Lines that include the word "Gathering" are the ones to copy.
* START EXERCISE MATERIALS *
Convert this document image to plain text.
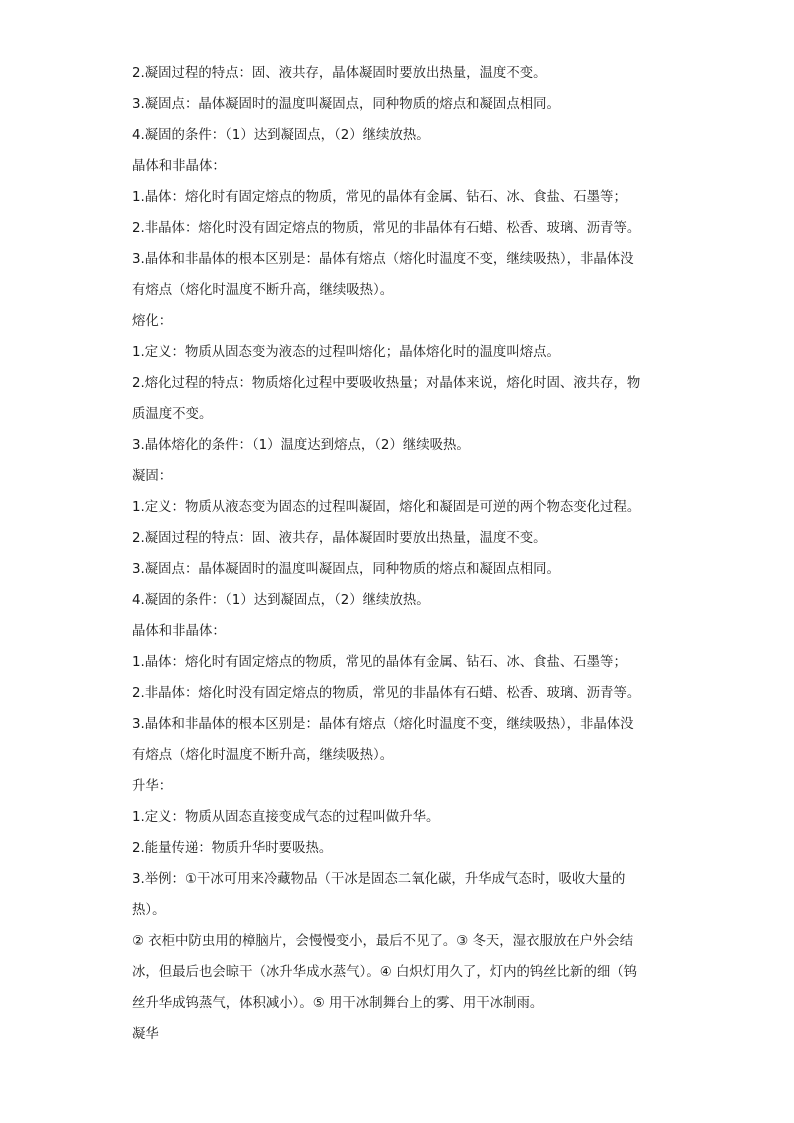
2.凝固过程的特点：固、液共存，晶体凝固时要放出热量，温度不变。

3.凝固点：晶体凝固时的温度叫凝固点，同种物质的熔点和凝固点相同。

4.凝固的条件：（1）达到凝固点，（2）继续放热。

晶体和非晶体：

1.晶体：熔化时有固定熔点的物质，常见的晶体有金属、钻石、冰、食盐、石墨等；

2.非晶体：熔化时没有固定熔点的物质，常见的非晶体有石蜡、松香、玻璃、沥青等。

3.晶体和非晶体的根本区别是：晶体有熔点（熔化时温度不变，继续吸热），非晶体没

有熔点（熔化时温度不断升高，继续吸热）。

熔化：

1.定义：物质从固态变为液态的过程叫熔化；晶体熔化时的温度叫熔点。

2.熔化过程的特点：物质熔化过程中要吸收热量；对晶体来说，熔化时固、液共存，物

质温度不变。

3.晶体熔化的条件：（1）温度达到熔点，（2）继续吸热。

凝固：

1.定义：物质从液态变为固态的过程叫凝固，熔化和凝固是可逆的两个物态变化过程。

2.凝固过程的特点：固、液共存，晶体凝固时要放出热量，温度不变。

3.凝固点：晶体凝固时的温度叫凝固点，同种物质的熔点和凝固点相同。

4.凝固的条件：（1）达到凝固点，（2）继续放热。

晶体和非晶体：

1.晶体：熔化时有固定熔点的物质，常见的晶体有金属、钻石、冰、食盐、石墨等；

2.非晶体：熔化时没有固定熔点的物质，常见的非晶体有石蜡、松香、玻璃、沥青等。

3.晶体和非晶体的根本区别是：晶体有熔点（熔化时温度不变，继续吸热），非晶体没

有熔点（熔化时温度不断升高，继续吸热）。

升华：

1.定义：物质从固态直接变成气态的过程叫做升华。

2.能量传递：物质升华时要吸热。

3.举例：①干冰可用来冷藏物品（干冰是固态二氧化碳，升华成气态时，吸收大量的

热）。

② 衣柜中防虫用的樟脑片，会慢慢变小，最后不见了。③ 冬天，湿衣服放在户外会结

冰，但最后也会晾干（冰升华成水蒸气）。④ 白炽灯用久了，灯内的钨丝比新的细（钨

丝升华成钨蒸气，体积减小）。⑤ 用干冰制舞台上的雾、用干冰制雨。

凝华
* END EXERCISE MATERIALS *
* START EXERCISE MATERIALS *
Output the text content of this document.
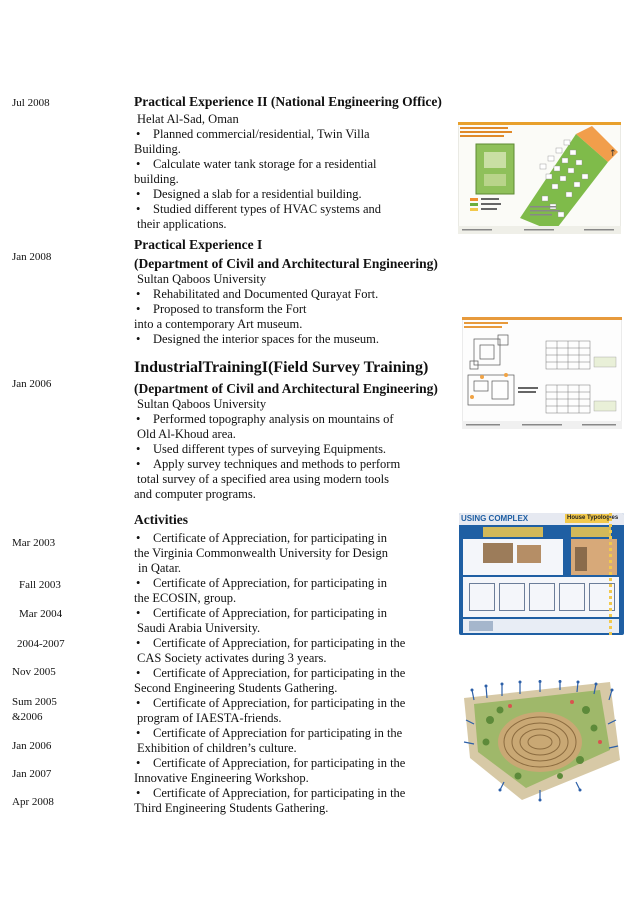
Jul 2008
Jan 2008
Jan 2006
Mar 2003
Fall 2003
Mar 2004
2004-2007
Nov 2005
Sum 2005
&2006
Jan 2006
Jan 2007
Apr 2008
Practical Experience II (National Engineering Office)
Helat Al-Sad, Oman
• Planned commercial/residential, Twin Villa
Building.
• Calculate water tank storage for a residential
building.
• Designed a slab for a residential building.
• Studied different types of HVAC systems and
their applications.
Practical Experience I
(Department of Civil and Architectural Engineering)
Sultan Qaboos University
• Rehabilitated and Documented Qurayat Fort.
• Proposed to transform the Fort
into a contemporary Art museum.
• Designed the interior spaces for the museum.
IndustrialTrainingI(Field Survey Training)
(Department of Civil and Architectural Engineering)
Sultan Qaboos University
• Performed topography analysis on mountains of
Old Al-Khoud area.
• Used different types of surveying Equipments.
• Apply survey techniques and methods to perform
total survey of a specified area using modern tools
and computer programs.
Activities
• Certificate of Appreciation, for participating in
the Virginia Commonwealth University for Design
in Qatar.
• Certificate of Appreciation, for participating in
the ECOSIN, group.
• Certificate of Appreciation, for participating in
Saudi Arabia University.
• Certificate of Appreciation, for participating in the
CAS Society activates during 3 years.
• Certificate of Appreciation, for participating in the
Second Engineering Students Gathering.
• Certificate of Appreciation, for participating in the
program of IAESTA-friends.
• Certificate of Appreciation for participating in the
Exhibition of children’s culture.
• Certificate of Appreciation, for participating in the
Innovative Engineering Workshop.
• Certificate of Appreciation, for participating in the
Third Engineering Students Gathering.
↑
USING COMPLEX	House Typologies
* END EXERCISE MATERIALS *
* START EXERCISE MATERIALS *
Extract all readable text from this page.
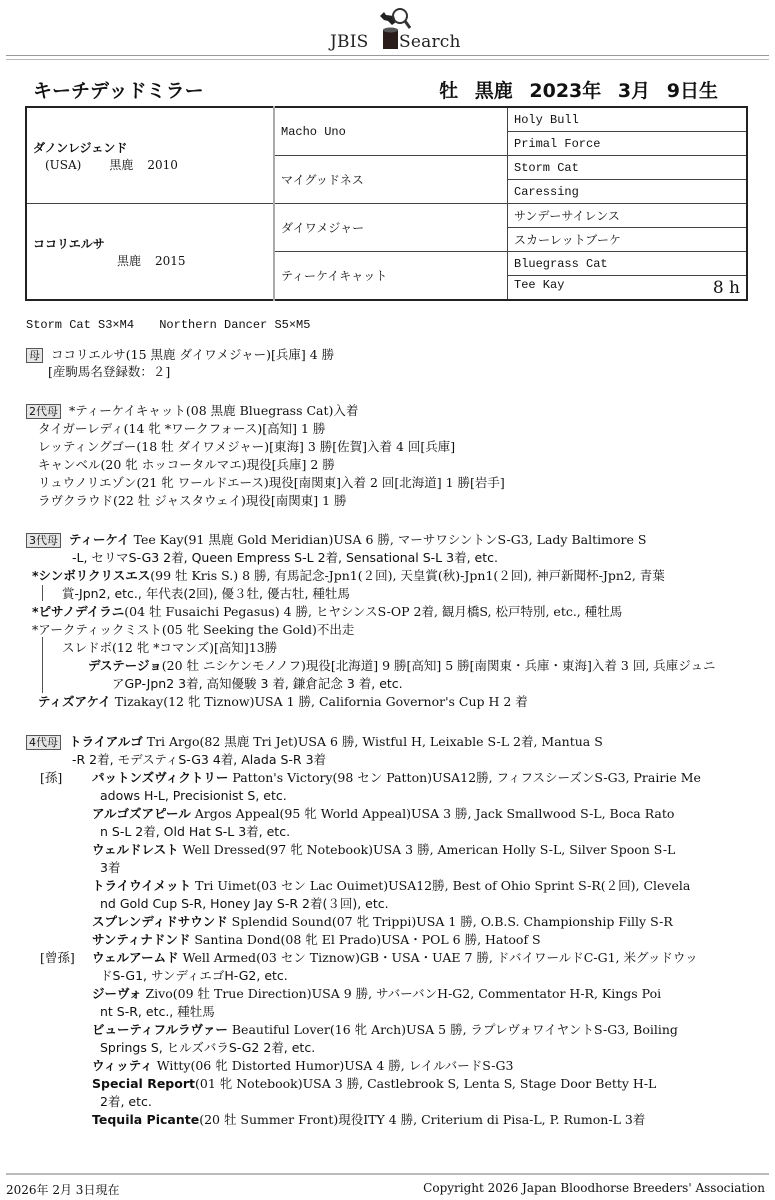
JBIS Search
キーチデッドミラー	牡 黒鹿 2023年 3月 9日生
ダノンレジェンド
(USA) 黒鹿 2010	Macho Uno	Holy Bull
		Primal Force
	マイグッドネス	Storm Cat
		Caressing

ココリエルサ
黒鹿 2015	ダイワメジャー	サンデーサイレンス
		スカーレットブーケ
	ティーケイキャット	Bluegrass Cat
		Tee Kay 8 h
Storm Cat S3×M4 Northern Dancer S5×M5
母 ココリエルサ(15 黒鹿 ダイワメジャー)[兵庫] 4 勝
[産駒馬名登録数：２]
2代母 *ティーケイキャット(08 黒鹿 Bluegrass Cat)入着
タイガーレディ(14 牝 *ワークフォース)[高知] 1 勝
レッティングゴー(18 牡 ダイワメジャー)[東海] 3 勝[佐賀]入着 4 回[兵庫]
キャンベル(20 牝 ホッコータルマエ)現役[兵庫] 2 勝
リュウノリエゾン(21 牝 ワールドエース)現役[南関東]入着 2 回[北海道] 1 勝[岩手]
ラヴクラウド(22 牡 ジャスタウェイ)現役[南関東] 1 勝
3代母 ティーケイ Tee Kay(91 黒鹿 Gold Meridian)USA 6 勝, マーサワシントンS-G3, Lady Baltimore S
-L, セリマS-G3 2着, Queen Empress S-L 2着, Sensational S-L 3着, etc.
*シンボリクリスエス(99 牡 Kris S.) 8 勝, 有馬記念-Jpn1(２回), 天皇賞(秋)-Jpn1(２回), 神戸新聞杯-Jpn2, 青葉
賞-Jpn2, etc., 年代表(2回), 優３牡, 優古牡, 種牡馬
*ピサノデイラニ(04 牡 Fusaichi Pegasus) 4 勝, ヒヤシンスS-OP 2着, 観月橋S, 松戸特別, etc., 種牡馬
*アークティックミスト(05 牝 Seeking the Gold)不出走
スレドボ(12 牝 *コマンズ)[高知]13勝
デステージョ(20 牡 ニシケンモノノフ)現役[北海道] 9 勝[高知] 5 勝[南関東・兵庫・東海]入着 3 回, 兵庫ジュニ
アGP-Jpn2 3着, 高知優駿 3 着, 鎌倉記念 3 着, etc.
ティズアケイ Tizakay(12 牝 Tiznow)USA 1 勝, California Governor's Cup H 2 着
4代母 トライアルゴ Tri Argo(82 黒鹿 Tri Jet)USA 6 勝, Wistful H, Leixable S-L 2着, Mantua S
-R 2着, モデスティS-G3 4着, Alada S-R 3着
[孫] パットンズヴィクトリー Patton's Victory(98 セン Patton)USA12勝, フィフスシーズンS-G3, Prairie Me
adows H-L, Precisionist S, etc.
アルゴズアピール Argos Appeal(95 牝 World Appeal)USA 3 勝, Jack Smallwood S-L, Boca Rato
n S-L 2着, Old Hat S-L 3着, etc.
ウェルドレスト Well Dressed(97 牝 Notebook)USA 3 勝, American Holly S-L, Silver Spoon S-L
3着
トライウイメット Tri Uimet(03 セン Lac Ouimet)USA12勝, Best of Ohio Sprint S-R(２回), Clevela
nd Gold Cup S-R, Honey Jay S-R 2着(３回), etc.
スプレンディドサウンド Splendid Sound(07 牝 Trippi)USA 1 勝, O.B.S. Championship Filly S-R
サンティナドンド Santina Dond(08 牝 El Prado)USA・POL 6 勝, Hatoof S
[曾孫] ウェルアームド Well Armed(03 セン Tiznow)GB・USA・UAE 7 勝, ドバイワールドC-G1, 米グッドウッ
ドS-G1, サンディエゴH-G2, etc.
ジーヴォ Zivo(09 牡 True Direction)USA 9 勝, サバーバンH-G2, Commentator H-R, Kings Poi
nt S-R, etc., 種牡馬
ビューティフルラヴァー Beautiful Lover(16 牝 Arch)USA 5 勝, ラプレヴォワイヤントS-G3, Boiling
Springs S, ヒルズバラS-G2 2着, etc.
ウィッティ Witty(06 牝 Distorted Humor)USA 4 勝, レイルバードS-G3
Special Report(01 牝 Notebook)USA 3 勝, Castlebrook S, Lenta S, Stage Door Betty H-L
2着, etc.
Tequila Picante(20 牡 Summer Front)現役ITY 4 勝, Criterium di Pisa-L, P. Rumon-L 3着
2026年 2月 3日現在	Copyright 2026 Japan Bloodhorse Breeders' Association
* END EXERCISE MATERIALS *
- EXERCISE SOLUTION -
Second Engineering Students Gathering.
Third Engineering Students Gathering.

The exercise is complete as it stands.